▶ _Problem_:
Show each line of the data below that has the string "الأذربيجانية" in it.

▶ _Material provided_:
= = = = = = =

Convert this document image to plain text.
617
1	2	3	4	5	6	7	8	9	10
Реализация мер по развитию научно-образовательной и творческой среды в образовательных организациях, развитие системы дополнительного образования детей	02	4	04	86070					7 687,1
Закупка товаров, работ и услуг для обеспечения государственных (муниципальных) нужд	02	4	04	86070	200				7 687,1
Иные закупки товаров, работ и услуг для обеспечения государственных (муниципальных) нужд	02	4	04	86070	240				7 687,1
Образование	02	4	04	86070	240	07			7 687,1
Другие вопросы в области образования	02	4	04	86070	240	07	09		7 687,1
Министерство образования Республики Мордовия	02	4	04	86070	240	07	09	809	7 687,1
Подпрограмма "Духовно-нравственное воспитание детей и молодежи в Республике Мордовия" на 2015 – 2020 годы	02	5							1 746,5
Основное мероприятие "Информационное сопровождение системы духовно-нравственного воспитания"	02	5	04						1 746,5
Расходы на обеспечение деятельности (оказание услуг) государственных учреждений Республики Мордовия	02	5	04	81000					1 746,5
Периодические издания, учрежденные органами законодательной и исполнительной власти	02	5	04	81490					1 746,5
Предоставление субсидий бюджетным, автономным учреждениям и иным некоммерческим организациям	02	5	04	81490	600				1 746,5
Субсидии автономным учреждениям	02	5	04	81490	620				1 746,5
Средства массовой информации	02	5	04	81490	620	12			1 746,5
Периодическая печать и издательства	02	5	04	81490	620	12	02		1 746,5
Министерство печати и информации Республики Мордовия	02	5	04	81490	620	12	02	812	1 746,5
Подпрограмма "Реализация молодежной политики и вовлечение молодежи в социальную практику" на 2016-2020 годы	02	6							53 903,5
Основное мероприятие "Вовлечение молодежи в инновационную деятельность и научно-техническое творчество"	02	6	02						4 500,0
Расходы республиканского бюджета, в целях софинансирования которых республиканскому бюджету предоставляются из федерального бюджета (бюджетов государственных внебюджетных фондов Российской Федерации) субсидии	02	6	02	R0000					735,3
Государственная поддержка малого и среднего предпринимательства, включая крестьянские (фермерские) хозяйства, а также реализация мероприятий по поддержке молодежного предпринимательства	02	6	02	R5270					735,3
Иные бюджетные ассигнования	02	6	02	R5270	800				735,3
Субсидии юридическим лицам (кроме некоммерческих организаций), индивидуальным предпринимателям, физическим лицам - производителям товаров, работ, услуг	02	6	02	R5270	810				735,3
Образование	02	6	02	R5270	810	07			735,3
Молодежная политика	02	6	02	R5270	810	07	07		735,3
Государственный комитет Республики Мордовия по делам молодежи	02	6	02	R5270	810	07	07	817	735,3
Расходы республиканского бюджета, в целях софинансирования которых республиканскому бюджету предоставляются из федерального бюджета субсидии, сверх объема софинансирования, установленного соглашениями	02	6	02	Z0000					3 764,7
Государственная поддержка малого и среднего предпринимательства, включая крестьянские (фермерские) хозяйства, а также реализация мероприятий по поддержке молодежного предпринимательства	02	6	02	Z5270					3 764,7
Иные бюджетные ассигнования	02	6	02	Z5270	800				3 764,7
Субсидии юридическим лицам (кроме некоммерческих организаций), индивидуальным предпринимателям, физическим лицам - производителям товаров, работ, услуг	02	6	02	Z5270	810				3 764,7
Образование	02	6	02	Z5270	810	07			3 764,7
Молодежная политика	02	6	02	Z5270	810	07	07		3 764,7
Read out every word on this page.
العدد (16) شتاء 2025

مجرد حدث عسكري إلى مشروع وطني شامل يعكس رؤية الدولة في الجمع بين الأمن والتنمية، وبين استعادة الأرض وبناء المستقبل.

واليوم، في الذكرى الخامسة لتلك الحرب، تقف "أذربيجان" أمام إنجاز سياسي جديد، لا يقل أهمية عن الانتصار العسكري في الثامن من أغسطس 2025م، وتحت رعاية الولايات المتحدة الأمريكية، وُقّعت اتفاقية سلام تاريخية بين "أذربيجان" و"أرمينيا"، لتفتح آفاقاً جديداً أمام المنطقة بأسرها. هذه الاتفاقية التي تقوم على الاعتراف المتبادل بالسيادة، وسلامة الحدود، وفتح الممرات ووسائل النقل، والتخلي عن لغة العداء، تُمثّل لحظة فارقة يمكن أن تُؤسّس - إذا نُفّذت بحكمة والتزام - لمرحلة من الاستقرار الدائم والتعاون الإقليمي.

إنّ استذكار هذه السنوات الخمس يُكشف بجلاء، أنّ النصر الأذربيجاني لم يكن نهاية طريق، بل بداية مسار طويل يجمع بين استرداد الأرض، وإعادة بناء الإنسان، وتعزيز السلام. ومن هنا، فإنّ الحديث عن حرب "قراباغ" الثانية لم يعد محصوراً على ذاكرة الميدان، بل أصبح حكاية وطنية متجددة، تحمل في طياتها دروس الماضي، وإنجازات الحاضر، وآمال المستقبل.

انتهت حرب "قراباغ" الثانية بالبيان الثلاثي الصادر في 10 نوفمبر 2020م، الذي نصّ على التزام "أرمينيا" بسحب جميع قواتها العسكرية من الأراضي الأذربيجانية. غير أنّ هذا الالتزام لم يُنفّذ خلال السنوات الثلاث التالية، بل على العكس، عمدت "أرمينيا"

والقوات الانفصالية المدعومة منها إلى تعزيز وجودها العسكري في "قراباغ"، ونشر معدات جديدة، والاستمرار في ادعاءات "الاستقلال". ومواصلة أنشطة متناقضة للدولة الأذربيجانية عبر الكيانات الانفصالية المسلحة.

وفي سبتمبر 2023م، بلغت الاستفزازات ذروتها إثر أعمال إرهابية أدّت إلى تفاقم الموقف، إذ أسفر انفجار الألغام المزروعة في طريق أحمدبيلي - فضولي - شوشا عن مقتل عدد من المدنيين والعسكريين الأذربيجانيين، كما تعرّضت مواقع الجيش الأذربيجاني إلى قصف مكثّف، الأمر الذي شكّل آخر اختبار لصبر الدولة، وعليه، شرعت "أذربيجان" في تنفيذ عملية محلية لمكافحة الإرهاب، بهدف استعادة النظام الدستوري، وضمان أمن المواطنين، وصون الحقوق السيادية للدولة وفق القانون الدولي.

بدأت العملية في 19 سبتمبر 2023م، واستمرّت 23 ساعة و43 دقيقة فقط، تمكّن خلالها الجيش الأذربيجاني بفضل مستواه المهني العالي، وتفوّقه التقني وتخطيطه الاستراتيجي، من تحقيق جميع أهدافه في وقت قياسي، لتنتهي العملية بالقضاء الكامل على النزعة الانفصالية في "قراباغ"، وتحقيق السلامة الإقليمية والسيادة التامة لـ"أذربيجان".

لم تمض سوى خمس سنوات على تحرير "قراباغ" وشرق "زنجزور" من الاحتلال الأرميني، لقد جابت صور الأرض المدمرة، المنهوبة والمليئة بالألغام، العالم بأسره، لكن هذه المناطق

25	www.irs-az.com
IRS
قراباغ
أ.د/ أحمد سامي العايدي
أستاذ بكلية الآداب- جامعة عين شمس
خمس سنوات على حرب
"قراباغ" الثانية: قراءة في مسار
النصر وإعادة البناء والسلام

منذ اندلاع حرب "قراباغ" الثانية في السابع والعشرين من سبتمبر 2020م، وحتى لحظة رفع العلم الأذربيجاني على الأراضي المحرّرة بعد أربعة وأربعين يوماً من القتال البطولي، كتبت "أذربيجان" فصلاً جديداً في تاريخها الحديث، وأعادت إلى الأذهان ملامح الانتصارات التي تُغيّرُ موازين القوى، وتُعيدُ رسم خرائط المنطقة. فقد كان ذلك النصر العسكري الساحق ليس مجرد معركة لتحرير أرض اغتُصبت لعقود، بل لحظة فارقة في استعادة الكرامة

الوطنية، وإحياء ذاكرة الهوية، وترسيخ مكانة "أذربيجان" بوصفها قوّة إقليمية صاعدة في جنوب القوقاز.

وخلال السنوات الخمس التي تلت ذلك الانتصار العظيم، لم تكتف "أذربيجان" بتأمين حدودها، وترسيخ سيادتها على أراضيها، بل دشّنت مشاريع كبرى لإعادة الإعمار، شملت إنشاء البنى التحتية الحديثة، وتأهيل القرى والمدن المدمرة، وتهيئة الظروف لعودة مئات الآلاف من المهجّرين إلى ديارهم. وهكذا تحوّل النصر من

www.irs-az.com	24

= = = = = = =

▶ _Answer for the task_:
انتهت حرب "قراباغ" الثانية بالبيان الثلاثي الصادر في 10 نوفمبر 2020م، الذي نصّ على التزام "أرمينيا" بسحب جميع قواتها العسكرية من الأراضي الأذربيجانية. غير أنّ هذا الالتزام لم يُنفّذ خلال السنوات الثلاث التالية، بل على العكس، عمدت "أرمينيا"
والقوات الانفصالية المدعومة منها إلى تعزيز وجودها العسكري في "قراباغ"، ونشر معدات جديدة، والاستمرار في ادعاءات "الاستقلال". ومواصلة أنشطة متناقضة للدولة الأذربيجانية عبر الكيانات الانفصالية المسلحة.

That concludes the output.